*Written exercise*. Sift the material for lines containing "accent", and return them.

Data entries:
>>>
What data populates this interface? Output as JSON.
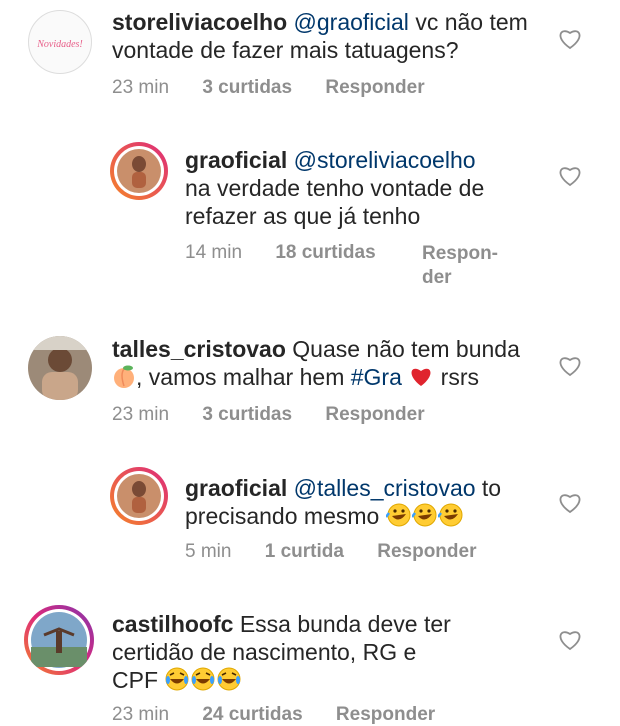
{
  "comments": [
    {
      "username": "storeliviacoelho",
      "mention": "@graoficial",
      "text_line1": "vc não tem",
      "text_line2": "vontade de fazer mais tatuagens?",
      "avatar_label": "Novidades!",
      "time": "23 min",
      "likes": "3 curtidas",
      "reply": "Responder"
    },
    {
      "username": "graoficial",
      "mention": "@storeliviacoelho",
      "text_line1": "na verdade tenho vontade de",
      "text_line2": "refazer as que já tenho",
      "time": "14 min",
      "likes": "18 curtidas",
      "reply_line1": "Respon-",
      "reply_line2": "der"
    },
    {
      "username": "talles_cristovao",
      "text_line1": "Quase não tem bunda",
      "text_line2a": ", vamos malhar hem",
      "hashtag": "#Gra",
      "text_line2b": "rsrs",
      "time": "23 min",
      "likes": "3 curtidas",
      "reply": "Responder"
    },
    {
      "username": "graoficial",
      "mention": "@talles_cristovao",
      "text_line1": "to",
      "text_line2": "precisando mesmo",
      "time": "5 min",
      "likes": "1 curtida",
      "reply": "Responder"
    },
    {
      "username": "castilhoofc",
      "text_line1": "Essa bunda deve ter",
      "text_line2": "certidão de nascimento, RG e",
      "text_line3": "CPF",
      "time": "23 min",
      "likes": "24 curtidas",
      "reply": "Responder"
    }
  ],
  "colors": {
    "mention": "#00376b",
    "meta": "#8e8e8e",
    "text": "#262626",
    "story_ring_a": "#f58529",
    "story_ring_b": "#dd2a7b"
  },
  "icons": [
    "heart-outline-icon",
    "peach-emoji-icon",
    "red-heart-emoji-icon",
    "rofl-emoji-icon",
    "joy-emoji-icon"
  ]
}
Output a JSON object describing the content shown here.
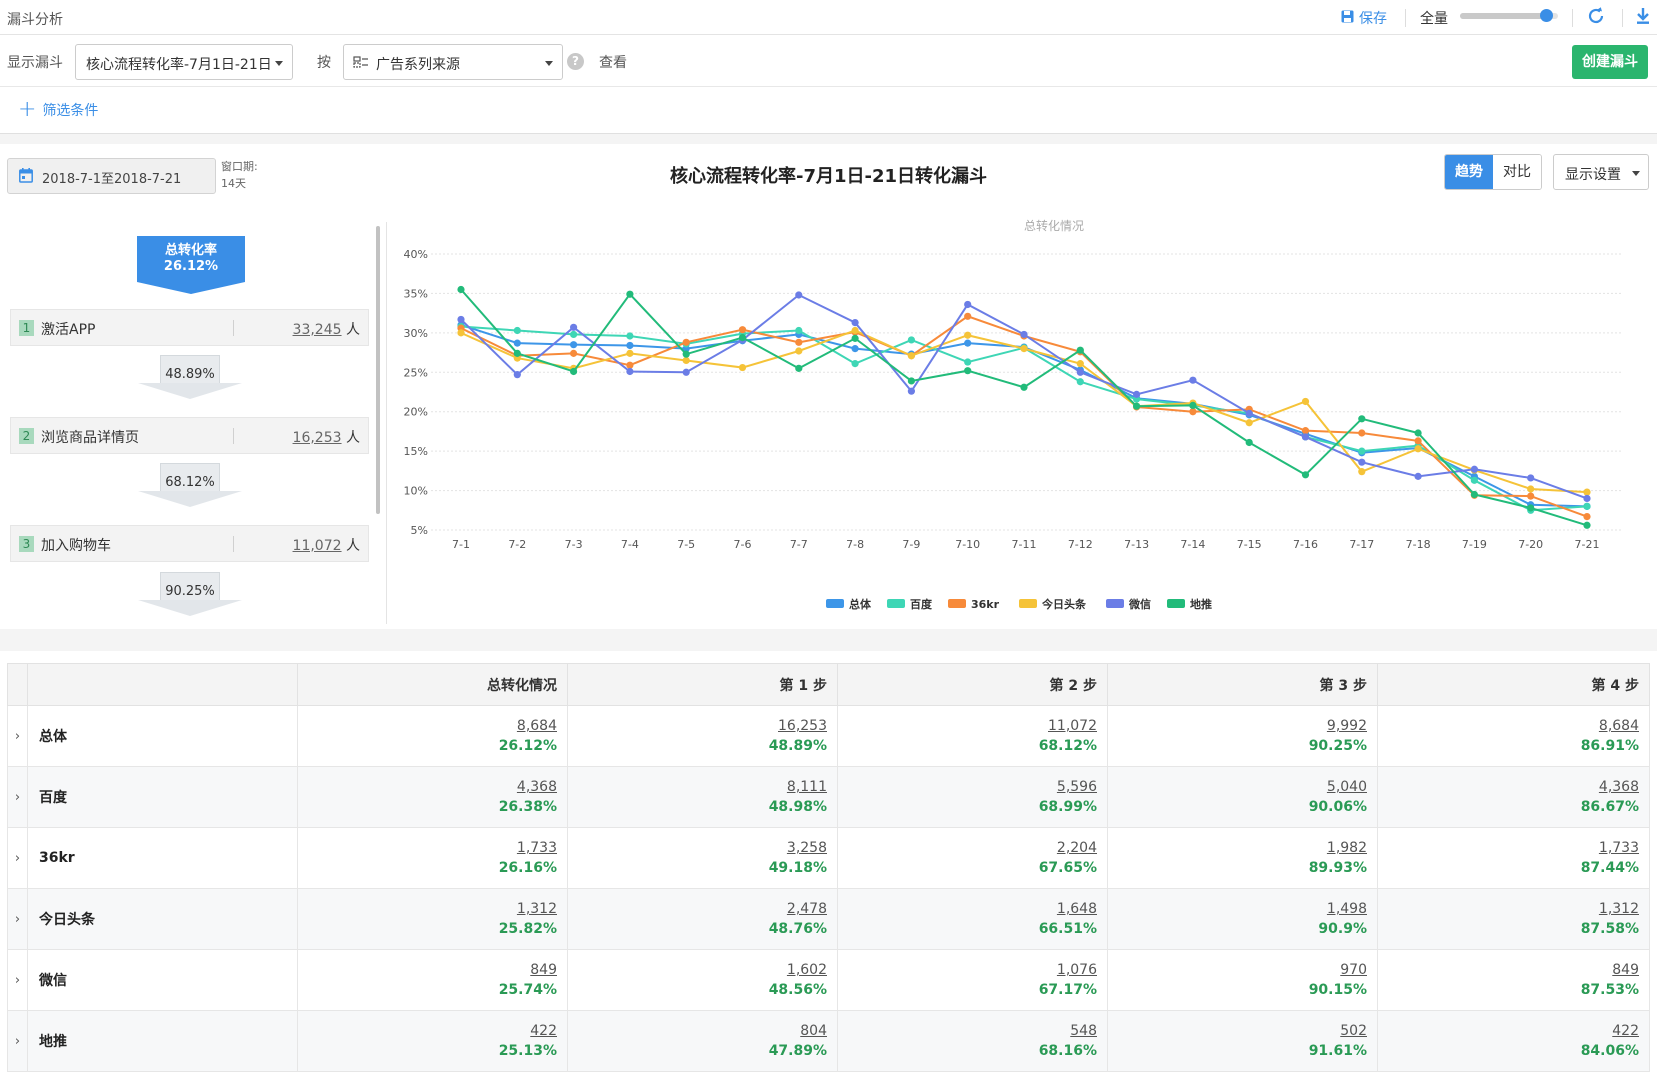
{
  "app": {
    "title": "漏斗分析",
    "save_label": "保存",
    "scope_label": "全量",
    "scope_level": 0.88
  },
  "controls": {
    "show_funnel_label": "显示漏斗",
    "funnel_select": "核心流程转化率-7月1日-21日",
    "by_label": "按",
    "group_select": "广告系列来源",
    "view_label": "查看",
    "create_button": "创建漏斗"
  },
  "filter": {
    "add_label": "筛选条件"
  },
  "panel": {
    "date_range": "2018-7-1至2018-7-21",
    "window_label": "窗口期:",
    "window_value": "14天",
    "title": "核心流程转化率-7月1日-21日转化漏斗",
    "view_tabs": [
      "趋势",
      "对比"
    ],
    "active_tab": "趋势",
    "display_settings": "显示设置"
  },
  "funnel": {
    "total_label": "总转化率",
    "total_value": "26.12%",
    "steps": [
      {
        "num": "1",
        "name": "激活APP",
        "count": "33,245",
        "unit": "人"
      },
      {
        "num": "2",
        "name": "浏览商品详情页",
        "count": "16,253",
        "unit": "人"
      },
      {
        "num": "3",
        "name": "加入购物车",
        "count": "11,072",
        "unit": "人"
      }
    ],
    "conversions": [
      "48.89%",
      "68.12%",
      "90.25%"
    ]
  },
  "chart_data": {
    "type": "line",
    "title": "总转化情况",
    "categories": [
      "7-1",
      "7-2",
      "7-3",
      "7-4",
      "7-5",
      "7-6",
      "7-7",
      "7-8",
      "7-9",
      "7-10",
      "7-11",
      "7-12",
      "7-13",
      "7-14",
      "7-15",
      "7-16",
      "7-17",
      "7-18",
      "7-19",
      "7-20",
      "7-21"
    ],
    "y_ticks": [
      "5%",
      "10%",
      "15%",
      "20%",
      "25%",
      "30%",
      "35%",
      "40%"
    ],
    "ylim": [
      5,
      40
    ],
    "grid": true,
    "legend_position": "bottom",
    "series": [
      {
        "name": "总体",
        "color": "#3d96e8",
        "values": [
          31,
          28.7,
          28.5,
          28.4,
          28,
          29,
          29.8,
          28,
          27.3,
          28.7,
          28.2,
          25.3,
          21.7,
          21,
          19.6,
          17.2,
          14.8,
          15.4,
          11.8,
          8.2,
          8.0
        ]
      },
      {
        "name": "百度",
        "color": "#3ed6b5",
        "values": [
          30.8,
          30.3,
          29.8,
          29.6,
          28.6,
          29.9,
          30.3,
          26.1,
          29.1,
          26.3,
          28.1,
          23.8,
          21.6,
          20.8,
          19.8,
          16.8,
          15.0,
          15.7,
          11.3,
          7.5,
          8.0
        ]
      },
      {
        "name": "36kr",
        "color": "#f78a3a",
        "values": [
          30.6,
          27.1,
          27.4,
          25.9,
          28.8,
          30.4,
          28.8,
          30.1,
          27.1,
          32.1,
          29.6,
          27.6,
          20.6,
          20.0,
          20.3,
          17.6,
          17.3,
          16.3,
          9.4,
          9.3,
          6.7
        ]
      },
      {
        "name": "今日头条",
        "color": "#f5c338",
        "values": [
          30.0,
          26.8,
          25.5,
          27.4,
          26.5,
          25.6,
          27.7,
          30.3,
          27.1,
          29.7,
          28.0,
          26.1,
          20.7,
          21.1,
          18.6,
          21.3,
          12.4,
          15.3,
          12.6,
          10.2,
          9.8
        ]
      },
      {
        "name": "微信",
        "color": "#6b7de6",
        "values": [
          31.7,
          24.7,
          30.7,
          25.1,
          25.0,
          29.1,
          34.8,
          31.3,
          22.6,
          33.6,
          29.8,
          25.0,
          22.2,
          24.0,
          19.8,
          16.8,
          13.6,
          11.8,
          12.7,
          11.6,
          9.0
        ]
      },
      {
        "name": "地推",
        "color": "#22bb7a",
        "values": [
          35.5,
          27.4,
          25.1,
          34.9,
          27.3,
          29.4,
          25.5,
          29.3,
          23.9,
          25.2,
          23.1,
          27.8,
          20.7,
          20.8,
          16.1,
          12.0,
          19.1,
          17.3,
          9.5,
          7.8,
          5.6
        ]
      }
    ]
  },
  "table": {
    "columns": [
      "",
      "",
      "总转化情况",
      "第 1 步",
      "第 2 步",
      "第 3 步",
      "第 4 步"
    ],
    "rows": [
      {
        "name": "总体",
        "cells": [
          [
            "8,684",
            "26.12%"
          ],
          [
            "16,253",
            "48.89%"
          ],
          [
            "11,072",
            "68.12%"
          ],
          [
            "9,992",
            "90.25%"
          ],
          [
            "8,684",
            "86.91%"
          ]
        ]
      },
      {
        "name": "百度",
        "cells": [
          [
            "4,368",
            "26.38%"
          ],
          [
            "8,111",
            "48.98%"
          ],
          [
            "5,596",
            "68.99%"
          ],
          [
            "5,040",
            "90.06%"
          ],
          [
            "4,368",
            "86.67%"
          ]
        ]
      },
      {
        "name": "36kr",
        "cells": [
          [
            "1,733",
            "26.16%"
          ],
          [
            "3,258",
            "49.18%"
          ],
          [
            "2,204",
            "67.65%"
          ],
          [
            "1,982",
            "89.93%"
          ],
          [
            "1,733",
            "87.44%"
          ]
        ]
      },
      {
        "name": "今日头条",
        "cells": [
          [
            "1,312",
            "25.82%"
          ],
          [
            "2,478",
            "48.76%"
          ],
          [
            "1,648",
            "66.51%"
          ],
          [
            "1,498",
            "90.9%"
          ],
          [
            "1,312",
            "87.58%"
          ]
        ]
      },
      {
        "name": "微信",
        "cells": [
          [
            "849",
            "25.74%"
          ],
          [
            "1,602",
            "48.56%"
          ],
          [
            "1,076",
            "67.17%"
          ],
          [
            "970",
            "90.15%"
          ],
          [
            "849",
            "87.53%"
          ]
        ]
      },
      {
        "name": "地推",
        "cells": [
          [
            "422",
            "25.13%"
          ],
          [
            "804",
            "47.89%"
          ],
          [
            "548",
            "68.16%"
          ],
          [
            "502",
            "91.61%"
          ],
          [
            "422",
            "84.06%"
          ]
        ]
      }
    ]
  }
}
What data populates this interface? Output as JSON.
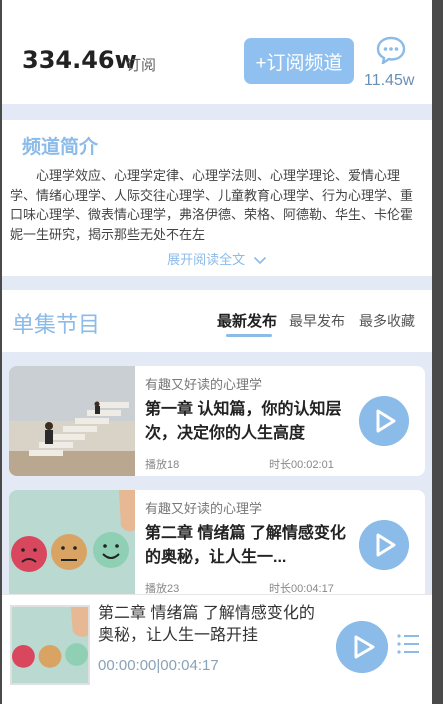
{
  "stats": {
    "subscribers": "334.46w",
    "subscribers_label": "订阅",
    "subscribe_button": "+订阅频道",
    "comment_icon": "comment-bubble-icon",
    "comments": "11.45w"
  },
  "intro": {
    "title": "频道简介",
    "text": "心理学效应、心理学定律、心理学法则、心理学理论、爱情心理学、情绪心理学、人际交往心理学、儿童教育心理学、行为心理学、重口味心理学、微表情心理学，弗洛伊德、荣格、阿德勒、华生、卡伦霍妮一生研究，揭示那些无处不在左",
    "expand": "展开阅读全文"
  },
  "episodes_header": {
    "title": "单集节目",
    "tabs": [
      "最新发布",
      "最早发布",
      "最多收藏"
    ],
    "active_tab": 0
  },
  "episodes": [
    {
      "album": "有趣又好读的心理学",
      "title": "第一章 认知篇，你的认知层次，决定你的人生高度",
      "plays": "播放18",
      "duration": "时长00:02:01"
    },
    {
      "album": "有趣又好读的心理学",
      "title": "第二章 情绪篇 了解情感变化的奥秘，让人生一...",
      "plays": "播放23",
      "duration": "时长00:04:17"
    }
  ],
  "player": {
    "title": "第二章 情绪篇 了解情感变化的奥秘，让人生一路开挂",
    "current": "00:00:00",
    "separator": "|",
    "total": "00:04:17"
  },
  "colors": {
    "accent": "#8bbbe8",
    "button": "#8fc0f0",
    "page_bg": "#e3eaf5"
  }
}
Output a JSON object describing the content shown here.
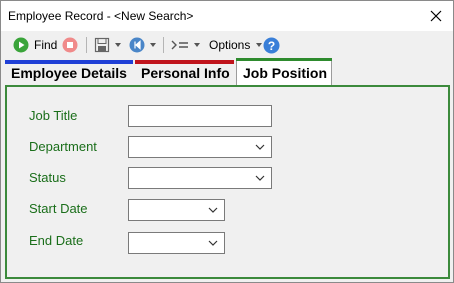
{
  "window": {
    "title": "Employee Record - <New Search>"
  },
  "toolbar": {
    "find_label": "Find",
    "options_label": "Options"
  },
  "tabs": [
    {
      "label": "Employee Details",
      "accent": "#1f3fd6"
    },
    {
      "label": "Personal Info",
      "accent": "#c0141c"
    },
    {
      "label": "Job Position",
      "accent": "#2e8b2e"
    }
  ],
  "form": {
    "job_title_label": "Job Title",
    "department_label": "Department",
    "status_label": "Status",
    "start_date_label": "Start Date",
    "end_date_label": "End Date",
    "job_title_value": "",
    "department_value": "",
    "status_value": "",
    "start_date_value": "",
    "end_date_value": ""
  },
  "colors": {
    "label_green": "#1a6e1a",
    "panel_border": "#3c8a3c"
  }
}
<<<
*Solution to this exercise*.
    "accent": "#8bbbe8",
      "accent": "#1f3fd6"
      "accent": "#c0141c"
      "accent": "#2e8b2e"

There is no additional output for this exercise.